Exercise task: Keep the pictures out and restate every record exactly.

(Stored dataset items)
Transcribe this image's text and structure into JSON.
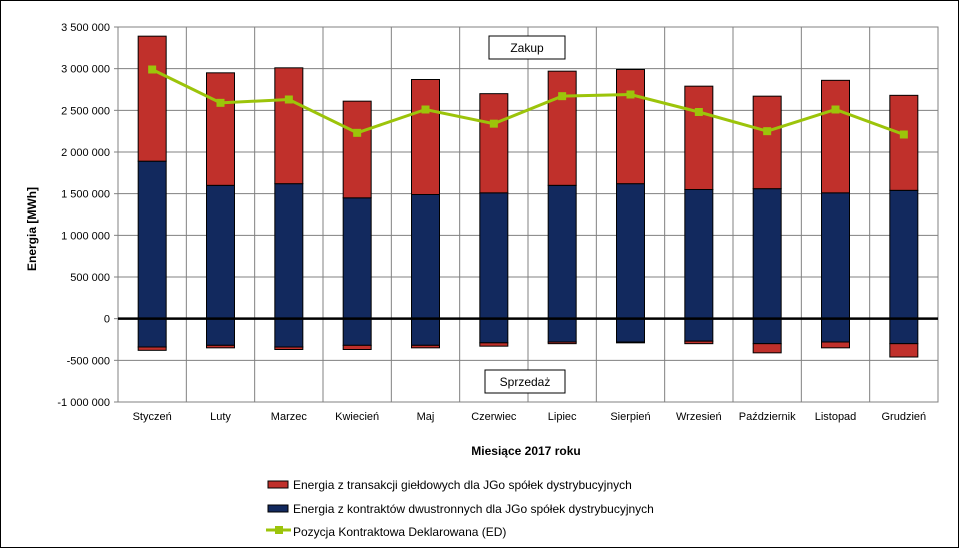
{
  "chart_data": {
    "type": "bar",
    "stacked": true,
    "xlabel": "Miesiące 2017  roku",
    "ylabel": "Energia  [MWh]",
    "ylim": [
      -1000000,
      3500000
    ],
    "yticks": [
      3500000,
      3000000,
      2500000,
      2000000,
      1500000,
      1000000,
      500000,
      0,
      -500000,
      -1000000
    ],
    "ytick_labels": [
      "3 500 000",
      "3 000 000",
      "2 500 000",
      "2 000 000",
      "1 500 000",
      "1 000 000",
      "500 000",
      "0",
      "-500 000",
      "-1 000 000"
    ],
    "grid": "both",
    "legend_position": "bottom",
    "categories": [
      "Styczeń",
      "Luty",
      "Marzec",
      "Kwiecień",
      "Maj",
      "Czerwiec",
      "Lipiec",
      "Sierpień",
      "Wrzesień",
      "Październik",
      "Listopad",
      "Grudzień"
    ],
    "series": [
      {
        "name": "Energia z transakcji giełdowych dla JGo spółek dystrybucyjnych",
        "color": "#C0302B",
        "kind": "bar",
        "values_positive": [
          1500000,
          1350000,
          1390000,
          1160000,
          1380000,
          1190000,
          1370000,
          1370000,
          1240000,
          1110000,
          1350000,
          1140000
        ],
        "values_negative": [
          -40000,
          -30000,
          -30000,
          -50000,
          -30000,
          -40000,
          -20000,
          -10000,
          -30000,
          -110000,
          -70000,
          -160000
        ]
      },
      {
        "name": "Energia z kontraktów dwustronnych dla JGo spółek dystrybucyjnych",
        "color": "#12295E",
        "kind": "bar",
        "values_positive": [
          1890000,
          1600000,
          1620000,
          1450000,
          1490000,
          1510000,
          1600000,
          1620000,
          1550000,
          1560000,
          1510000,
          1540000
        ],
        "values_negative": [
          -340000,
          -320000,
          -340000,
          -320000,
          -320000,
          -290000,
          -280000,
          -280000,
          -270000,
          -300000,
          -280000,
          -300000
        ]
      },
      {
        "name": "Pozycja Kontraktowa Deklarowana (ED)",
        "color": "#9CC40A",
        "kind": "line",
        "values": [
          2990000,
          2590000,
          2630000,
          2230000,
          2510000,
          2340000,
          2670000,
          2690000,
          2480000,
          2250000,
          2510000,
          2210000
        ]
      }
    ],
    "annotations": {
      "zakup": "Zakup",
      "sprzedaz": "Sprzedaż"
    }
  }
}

Response to the exercise:
Transcribe this image's text and structure into JSON.
{
  "chart_data": {
    "type": "bar",
    "stacked": true,
    "xlabel": "Miesiące 2017  roku",
    "ylabel": "Energia  [MWh]",
    "ylim": [
      -1000000,
      3500000
    ],
    "yticks": [
      3500000,
      3000000,
      2500000,
      2000000,
      1500000,
      1000000,
      500000,
      0,
      -500000,
      -1000000
    ],
    "ytick_labels": [
      "3 500 000",
      "3 000 000",
      "2 500 000",
      "2 000 000",
      "1 500 000",
      "1 000 000",
      "500 000",
      "0",
      "-500 000",
      "-1 000 000"
    ],
    "grid": "both",
    "legend_position": "bottom",
    "categories": [
      "Styczeń",
      "Luty",
      "Marzec",
      "Kwiecień",
      "Maj",
      "Czerwiec",
      "Lipiec",
      "Sierpień",
      "Wrzesień",
      "Październik",
      "Listopad",
      "Grudzień"
    ],
    "series": [
      {
        "name": "Energia z transakcji giełdowych dla JGo spółek dystrybucyjnych",
        "color": "#C0302B",
        "kind": "bar",
        "values_positive": [
          1500000,
          1350000,
          1390000,
          1160000,
          1380000,
          1190000,
          1370000,
          1370000,
          1240000,
          1110000,
          1350000,
          1140000
        ],
        "values_negative": [
          -40000,
          -30000,
          -30000,
          -50000,
          -30000,
          -40000,
          -20000,
          -10000,
          -30000,
          -110000,
          -70000,
          -160000
        ]
      },
      {
        "name": "Energia z kontraktów dwustronnych dla JGo spółek dystrybucyjnych",
        "color": "#12295E",
        "kind": "bar",
        "values_positive": [
          1890000,
          1600000,
          1620000,
          1450000,
          1490000,
          1510000,
          1600000,
          1620000,
          1550000,
          1560000,
          1510000,
          1540000
        ],
        "values_negative": [
          -340000,
          -320000,
          -340000,
          -320000,
          -320000,
          -290000,
          -280000,
          -280000,
          -270000,
          -300000,
          -280000,
          -300000
        ]
      },
      {
        "name": "Pozycja Kontraktowa Deklarowana (ED)",
        "color": "#9CC40A",
        "kind": "line",
        "values": [
          2990000,
          2590000,
          2630000,
          2230000,
          2510000,
          2340000,
          2670000,
          2690000,
          2480000,
          2250000,
          2510000,
          2210000
        ]
      }
    ],
    "annotations": {
      "zakup": "Zakup",
      "sprzedaz": "Sprzedaż"
    }
  }
}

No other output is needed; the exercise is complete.